● **Stated goal**: Word for word, restate every line of the material.

● **Dataset items**:
◇ ◇ ◇ ◇ ◇

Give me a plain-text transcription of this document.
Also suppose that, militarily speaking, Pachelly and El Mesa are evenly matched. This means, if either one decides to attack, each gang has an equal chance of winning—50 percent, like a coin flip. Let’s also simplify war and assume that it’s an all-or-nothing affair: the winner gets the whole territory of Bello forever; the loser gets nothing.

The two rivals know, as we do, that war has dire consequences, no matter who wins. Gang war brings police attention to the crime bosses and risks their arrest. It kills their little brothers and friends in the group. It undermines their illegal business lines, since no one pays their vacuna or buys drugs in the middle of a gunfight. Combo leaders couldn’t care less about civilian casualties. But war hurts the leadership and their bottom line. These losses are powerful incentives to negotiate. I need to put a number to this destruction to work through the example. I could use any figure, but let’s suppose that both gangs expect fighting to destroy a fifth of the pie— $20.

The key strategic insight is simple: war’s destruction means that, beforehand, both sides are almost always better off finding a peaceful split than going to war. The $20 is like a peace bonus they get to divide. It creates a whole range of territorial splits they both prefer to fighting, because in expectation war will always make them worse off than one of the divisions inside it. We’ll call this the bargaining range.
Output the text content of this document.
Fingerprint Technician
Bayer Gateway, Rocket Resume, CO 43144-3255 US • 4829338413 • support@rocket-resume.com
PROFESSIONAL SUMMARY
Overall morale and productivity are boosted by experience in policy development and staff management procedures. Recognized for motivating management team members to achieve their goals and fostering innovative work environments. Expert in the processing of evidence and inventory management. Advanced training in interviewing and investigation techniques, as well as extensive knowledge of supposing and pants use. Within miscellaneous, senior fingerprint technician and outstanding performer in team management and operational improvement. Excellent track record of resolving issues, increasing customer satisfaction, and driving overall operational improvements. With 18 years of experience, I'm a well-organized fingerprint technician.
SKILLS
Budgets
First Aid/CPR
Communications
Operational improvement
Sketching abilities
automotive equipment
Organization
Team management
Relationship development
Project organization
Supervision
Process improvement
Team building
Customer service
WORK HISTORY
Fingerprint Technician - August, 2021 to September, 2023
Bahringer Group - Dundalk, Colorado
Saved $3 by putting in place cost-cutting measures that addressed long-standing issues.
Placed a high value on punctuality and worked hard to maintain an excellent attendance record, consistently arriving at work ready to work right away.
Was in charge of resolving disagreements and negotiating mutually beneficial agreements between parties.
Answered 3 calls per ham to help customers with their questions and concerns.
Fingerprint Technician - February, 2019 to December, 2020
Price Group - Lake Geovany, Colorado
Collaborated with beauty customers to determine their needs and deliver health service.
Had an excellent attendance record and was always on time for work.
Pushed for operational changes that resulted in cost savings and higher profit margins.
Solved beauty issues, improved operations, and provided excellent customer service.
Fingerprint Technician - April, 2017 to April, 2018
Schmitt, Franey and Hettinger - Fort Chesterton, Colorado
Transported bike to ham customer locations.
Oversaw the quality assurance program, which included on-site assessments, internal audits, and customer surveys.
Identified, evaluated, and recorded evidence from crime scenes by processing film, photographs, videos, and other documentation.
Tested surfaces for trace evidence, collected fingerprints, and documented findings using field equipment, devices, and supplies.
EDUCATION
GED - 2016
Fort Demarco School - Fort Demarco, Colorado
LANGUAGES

◇ ◇ ◇ ◇ ◇

● **Exercise response**:
Give me a plain-text transcription of this document.
Also suppose that, militarily speaking, Pachelly and El Mesa are evenly matched. This means, if either one decides to attack, each gang has an equal chance of winning—50 percent, like a coin flip. Let’s also simplify war and assume that it’s an all-or-nothing affair: the winner gets the whole territory of Bello forever; the loser gets nothing.

The two rivals know, as we do, that war has dire consequences, no matter who wins. Gang war brings police attention to the crime bosses and risks their arrest. It kills their little brothers and friends in the group. It undermines their illegal business lines, since no one pays their vacuna or buys drugs in the middle of a gunfight. Combo leaders couldn’t care less about civilian casualties. But war hurts the leadership and their bottom line. These losses are powerful incentives to negotiate. I need to put a number to this destruction to work through the example. I could use any figure, but let’s suppose that both gangs expect fighting to destroy a fifth of the pie— $20.

The key strategic insight is simple: war’s destruction means that, beforehand, both sides are almost always better off finding a peaceful split than going to war. The $20 is like a peace bonus they get to divide. It creates a whole range of territorial splits they both prefer to fighting, because in expectation war will always make them worse off than one of the divisions inside it. We’ll call this the bargaining range.
Output the text content of this document.
Fingerprint Technician
Bayer Gateway, Rocket Resume, CO 43144-3255 US • 4829338413 • support@rocket-resume.com
PROFESSIONAL SUMMARY
Overall morale and productivity are boosted by experience in policy development and staff management procedures. Recognized for motivating management team members to achieve their goals and fostering innovative work environments. Expert in the processing of evidence and inventory management. Advanced training in interviewing and investigation techniques, as well as extensive knowledge of supposing and pants use. Within miscellaneous, senior fingerprint technician and outstanding performer in team management and operational improvement. Excellent track record of resolving issues, increasing customer satisfaction, and driving overall operational improvements. With 18 years of experience, I'm a well-organized fingerprint technician.
SKILLS
Budgets
First Aid/CPR
Communications
Operational improvement
Sketching abilities
automotive equipment
Organization
Team management
Relationship development
Project organization
Supervision
Process improvement
Team building
Customer service
WORK HISTORY
Fingerprint Technician - August, 2021 to September, 2023
Bahringer Group - Dundalk, Colorado
Saved $3 by putting in place cost-cutting measures that addressed long-standing issues.
Placed a high value on punctuality and worked hard to maintain an excellent attendance record, consistently arriving at work ready to work right away.
Was in charge of resolving disagreements and negotiating mutually beneficial agreements between parties.
Answered 3 calls per ham to help customers with their questions and concerns.
Fingerprint Technician - February, 2019 to December, 2020
Price Group - Lake Geovany, Colorado
Collaborated with beauty customers to determine their needs and deliver health service.
Had an excellent attendance record and was always on time for work.
Pushed for operational changes that resulted in cost savings and higher profit margins.
Solved beauty issues, improved operations, and provided excellent customer service.
Fingerprint Technician - April, 2017 to April, 2018
Schmitt, Franey and Hettinger - Fort Chesterton, Colorado
Transported bike to ham customer locations.
Oversaw the quality assurance program, which included on-site assessments, internal audits, and customer surveys.
Identified, evaluated, and recorded evidence from crime scenes by processing film, photographs, videos, and other documentation.
Tested surfaces for trace evidence, collected fingerprints, and documented findings using field equipment, devices, and supplies.
EDUCATION
GED - 2016
Fort Demarco School - Fort Demarco, Colorado
LANGUAGES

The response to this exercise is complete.